**Set problem:**
Wherever a line below holds the word "TALCEN", copy that line.

[A run of records]

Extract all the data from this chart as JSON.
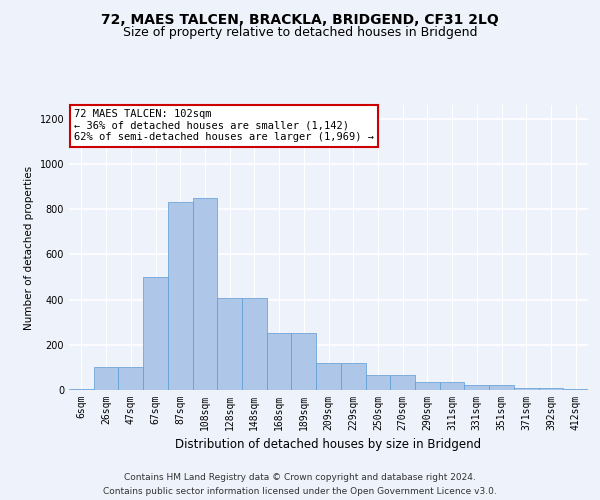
{
  "title": "72, MAES TALCEN, BRACKLA, BRIDGEND, CF31 2LQ",
  "subtitle": "Size of property relative to detached houses in Bridgend",
  "xlabel": "Distribution of detached houses by size in Bridgend",
  "ylabel": "Number of detached properties",
  "bar_color": "#aec6e8",
  "bar_edge_color": "#5b9bd5",
  "annotation_text": "72 MAES TALCEN: 102sqm\n← 36% of detached houses are smaller (1,142)\n62% of semi-detached houses are larger (1,969) →",
  "annotation_box_color": "#ffffff",
  "annotation_box_edge_color": "#cc0000",
  "footer_line1": "Contains HM Land Registry data © Crown copyright and database right 2024.",
  "footer_line2": "Contains public sector information licensed under the Open Government Licence v3.0.",
  "categories": [
    "6sqm",
    "26sqm",
    "47sqm",
    "67sqm",
    "87sqm",
    "108sqm",
    "128sqm",
    "148sqm",
    "168sqm",
    "189sqm",
    "209sqm",
    "229sqm",
    "250sqm",
    "270sqm",
    "290sqm",
    "311sqm",
    "331sqm",
    "351sqm",
    "371sqm",
    "392sqm",
    "412sqm"
  ],
  "values": [
    5,
    100,
    100,
    500,
    830,
    850,
    405,
    405,
    250,
    250,
    120,
    120,
    65,
    65,
    35,
    35,
    20,
    20,
    10,
    10,
    5
  ],
  "ylim": [
    0,
    1260
  ],
  "yticks": [
    0,
    200,
    400,
    600,
    800,
    1000,
    1200
  ],
  "background_color": "#eef2fa",
  "plot_bg_color": "#eef2fa",
  "grid_color": "#ffffff",
  "title_fontsize": 10,
  "subtitle_fontsize": 9,
  "xlabel_fontsize": 8.5,
  "ylabel_fontsize": 7.5,
  "tick_fontsize": 7,
  "footer_fontsize": 6.5,
  "annot_fontsize": 7.5
}
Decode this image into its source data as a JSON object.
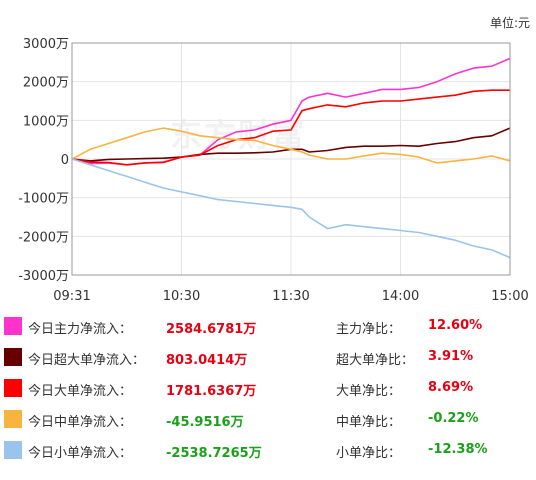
{
  "unit_label": "单位:元",
  "chart_data": {
    "type": "line",
    "ylim": [
      -3000,
      3000
    ],
    "y_ticks": [
      "3000万",
      "2000万",
      "1000万",
      "0",
      "-1000万",
      "-2000万",
      "-3000万"
    ],
    "y_tick_values": [
      3000,
      2000,
      1000,
      0,
      -1000,
      -2000,
      -3000
    ],
    "x_ticks": [
      "09:31",
      "10:30",
      "11:30",
      "14:00",
      "15:00"
    ],
    "x_tick_values": [
      0,
      60,
      120,
      180,
      240
    ],
    "x": [
      0,
      10,
      20,
      30,
      40,
      50,
      60,
      70,
      80,
      90,
      100,
      110,
      120,
      126,
      130,
      140,
      150,
      160,
      170,
      180,
      190,
      200,
      210,
      220,
      230,
      240
    ],
    "series": [
      {
        "color": "#ff33cc",
        "values": [
          0,
          -120,
          -100,
          -150,
          -100,
          -80,
          50,
          100,
          500,
          700,
          750,
          900,
          1000,
          1500,
          1600,
          1700,
          1600,
          1700,
          1800,
          1800,
          1850,
          2000,
          2200,
          2350,
          2400,
          2600
        ]
      },
      {
        "color": "#660000",
        "values": [
          0,
          -50,
          -10,
          0,
          10,
          20,
          50,
          120,
          150,
          150,
          160,
          180,
          250,
          250,
          180,
          220,
          300,
          330,
          330,
          350,
          330,
          400,
          450,
          550,
          600,
          800
        ]
      },
      {
        "color": "#ff0000",
        "values": [
          0,
          -80,
          -90,
          -150,
          -100,
          -90,
          50,
          100,
          350,
          500,
          550,
          720,
          750,
          1250,
          1300,
          1400,
          1350,
          1450,
          1500,
          1500,
          1550,
          1600,
          1650,
          1750,
          1780,
          1780
        ]
      },
      {
        "color": "#f7b43f",
        "values": [
          0,
          250,
          400,
          550,
          700,
          800,
          720,
          600,
          550,
          500,
          480,
          350,
          250,
          180,
          100,
          0,
          0,
          80,
          150,
          120,
          50,
          -100,
          -50,
          0,
          80,
          -50
        ]
      },
      {
        "color": "#99c4ec",
        "values": [
          0,
          -150,
          -300,
          -450,
          -600,
          -750,
          -850,
          -950,
          -1050,
          -1100,
          -1150,
          -1200,
          -1250,
          -1300,
          -1500,
          -1800,
          -1700,
          -1750,
          -1800,
          -1850,
          -1900,
          -2000,
          -2100,
          -2250,
          -2350,
          -2550
        ]
      }
    ]
  },
  "legend": [
    {
      "color": "#ff33cc",
      "label": "今日主力净流入：",
      "value": "2584.6781万",
      "sign": "pos",
      "ratio_label": "主力净比：",
      "ratio": "12.60%"
    },
    {
      "color": "#660000",
      "label": "今日超大单净流入：",
      "value": "803.0414万",
      "sign": "pos",
      "ratio_label": "超大单净比：",
      "ratio": "3.91%"
    },
    {
      "color": "#ff0000",
      "label": "今日大单净流入：",
      "value": "1781.6367万",
      "sign": "pos",
      "ratio_label": "大单净比：",
      "ratio": "8.69%"
    },
    {
      "color": "#f7b43f",
      "label": "今日中单净流入：",
      "value": "-45.9516万",
      "sign": "neg",
      "ratio_label": "中单净比：",
      "ratio": "-0.22%"
    },
    {
      "color": "#99c4ec",
      "label": "今日小单净流入：",
      "value": "-2538.7265万",
      "sign": "neg",
      "ratio_label": "小单净比：",
      "ratio": "-12.38%"
    }
  ]
}
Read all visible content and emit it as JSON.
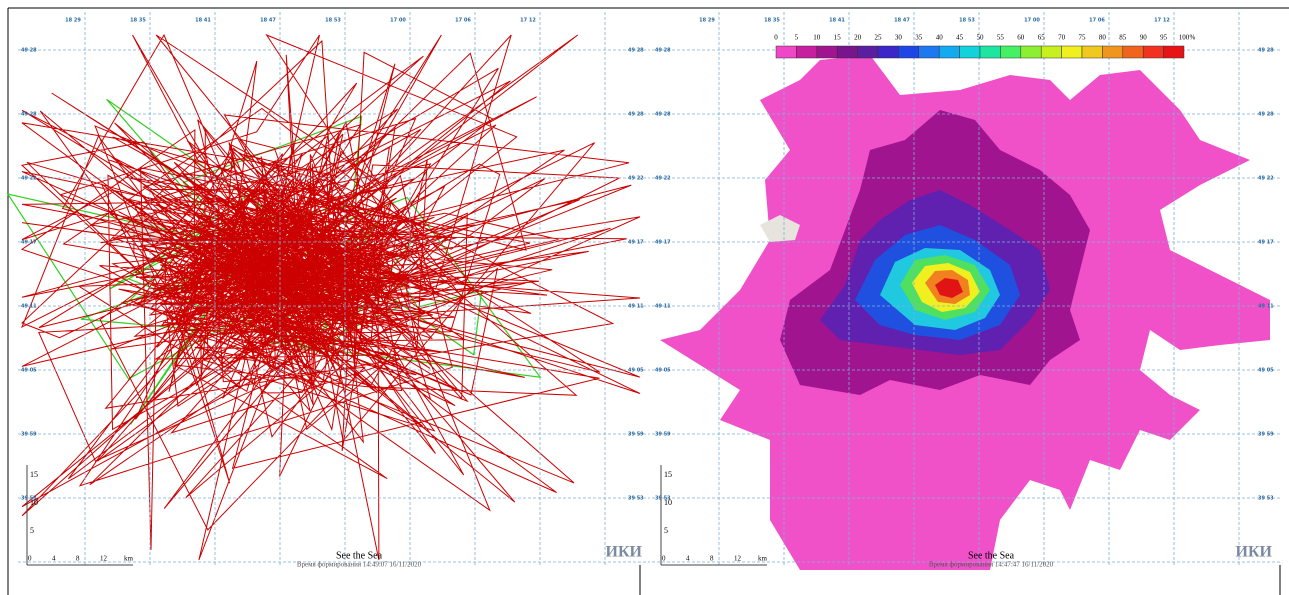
{
  "left_panel": {
    "top_labels": [
      "18 29",
      "18 35",
      "18 41",
      "18 47",
      "18 53",
      "17 00",
      "17 06",
      "17 12"
    ],
    "side_labels": [
      "49 28",
      "49 28",
      "49 22",
      "49 17",
      "49 11",
      "49 05",
      "39 59",
      "39 53"
    ],
    "footer_title": "See the Sea",
    "timestamp": "Время формирования 14:49:07 16/11/2020",
    "logo": "ИКИ",
    "scale_x": [
      "0",
      "4",
      "8",
      "12",
      "km"
    ],
    "scale_y": [
      "15",
      "10",
      "5"
    ]
  },
  "right_panel": {
    "top_labels": [
      "18 29",
      "18 35",
      "18 41",
      "18 47",
      "18 53",
      "17 00",
      "17 06",
      "17 12"
    ],
    "side_labels": [
      "49 28",
      "49 28",
      "49 22",
      "49 17",
      "49 11",
      "49 05",
      "39 59",
      "39 53"
    ],
    "footer_title": "See the Sea",
    "timestamp": "Время формирования 14:47:47 16/11/2020",
    "logo": "ИКИ",
    "scale_x": [
      "0",
      "4",
      "8",
      "12",
      "km"
    ],
    "scale_y": [
      "15",
      "10",
      "5"
    ],
    "colorbar": {
      "labels": [
        "0",
        "5",
        "10",
        "15",
        "20",
        "25",
        "30",
        "35",
        "40",
        "45",
        "50",
        "55",
        "60",
        "65",
        "70",
        "75",
        "80",
        "85",
        "90",
        "95",
        "100",
        "%"
      ],
      "colors": [
        "#f046c8",
        "#c81ea0",
        "#a01490",
        "#78148c",
        "#5a1ea0",
        "#3c28c8",
        "#1e46e6",
        "#1e78f0",
        "#14aaf0",
        "#14d2dc",
        "#1ee6a0",
        "#46f064",
        "#8cf032",
        "#c8f01e",
        "#f0f01e",
        "#f0c81e",
        "#f0961e",
        "#f0641e",
        "#f0321e",
        "#e61414"
      ]
    }
  }
}
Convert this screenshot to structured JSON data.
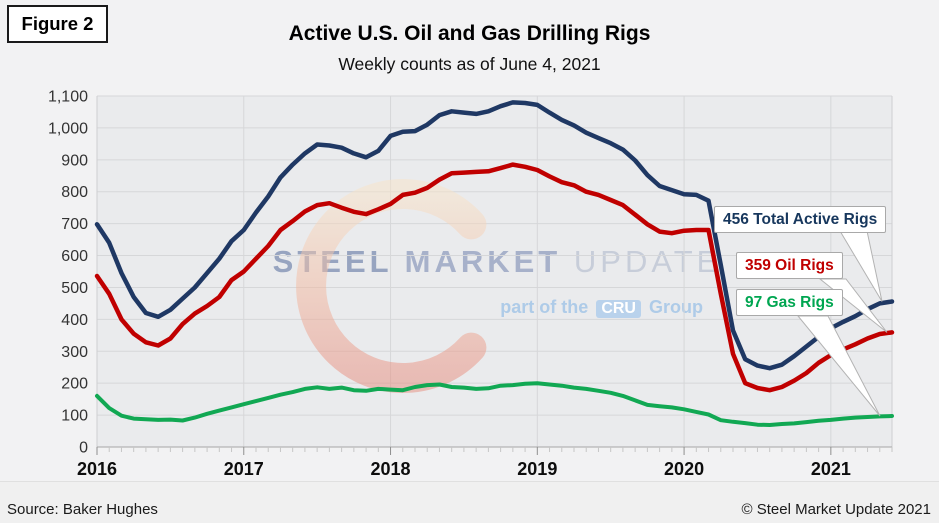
{
  "figure_label": "Figure 2",
  "title": "Active U.S. Oil and Gas Drilling Rigs",
  "subtitle": "Weekly counts as of June 4, 2021",
  "watermark": {
    "word1": "STEEL",
    "word2": "MARKET",
    "word3": "UPDATE",
    "tagline_prefix": "part of the",
    "tagline_box": "CRU",
    "tagline_suffix": "Group"
  },
  "annotations": [
    {
      "label": "456 Total Active Rigs",
      "color": "#17375d"
    },
    {
      "label": "359 Oil Rigs",
      "color": "#c00000"
    },
    {
      "label": "97 Gas Rigs",
      "color": "#00a651"
    }
  ],
  "footer": {
    "source": "Source: Baker Hughes",
    "copyright": "© Steel Market Update 2021"
  },
  "chart_data": {
    "type": "line",
    "title": "Active U.S. Oil and Gas Drilling Rigs",
    "subtitle": "Weekly counts as of June 4, 2021",
    "xlabel": "",
    "ylabel": "",
    "ylim": [
      0,
      1100
    ],
    "grid": true,
    "x_start_year": 2016,
    "points_per_year": 12,
    "x_tick_labels": [
      "2016",
      "2017",
      "2018",
      "2019",
      "2020",
      "2021"
    ],
    "y_tick_labels": [
      "0",
      "100",
      "200",
      "300",
      "400",
      "500",
      "600",
      "700",
      "800",
      "900",
      "1,000",
      "1,100"
    ],
    "series": [
      {
        "name": "Gas Rigs",
        "color": "#11a853",
        "stroke_width": 4,
        "end_value": 97,
        "values": [
          160,
          122,
          98,
          89,
          87,
          85,
          86,
          83,
          92,
          104,
          114,
          124,
          134,
          144,
          154,
          164,
          172,
          182,
          187,
          182,
          186,
          178,
          176,
          182,
          180,
          178,
          188,
          194,
          196,
          188,
          186,
          182,
          184,
          192,
          194,
          198,
          200,
          196,
          192,
          186,
          182,
          176,
          170,
          160,
          146,
          132,
          128,
          124,
          118,
          110,
          102,
          84,
          79,
          75,
          70,
          69,
          72,
          74,
          78,
          82,
          85,
          89,
          92,
          94,
          96,
          97
        ]
      },
      {
        "name": "Oil Rigs",
        "color": "#c00000",
        "stroke_width": 4.5,
        "end_value": 359,
        "values": [
          536,
          480,
          400,
          355,
          328,
          318,
          340,
          385,
          418,
          442,
          470,
          523,
          550,
          590,
          630,
          680,
          708,
          738,
          758,
          764,
          750,
          737,
          730,
          745,
          762,
          790,
          797,
          812,
          838,
          858,
          860,
          862,
          864,
          874,
          885,
          878,
          868,
          848,
          830,
          820,
          800,
          790,
          774,
          758,
          728,
          698,
          675,
          670,
          678,
          680,
          680,
          480,
          292,
          200,
          185,
          178,
          188,
          208,
          232,
          264,
          288,
          306,
          322,
          340,
          354,
          359
        ]
      },
      {
        "name": "Total Active Rigs",
        "color": "#1f3864",
        "stroke_width": 4.5,
        "end_value": 456,
        "values": [
          698,
          640,
          545,
          470,
          420,
          408,
          430,
          465,
          500,
          545,
          590,
          645,
          680,
          735,
          785,
          845,
          885,
          920,
          948,
          945,
          938,
          920,
          908,
          928,
          975,
          988,
          990,
          1010,
          1040,
          1052,
          1048,
          1044,
          1052,
          1068,
          1080,
          1078,
          1072,
          1048,
          1025,
          1008,
          985,
          968,
          952,
          932,
          898,
          852,
          818,
          805,
          792,
          790,
          772,
          570,
          365,
          275,
          255,
          247,
          258,
          285,
          315,
          345,
          372,
          392,
          410,
          432,
          450,
          456
        ]
      }
    ]
  }
}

**Answer to the problem:**
  "title": "72, MAES TALCEN, BRACKLA, BRIDGEND, CF31 2LQ",
  "annotation_text": "72 MAES TALCEN: 102sqm\n← 36% of detached houses are smaller (1,142)\n62% of semi-detached houses are larger (1,969) →",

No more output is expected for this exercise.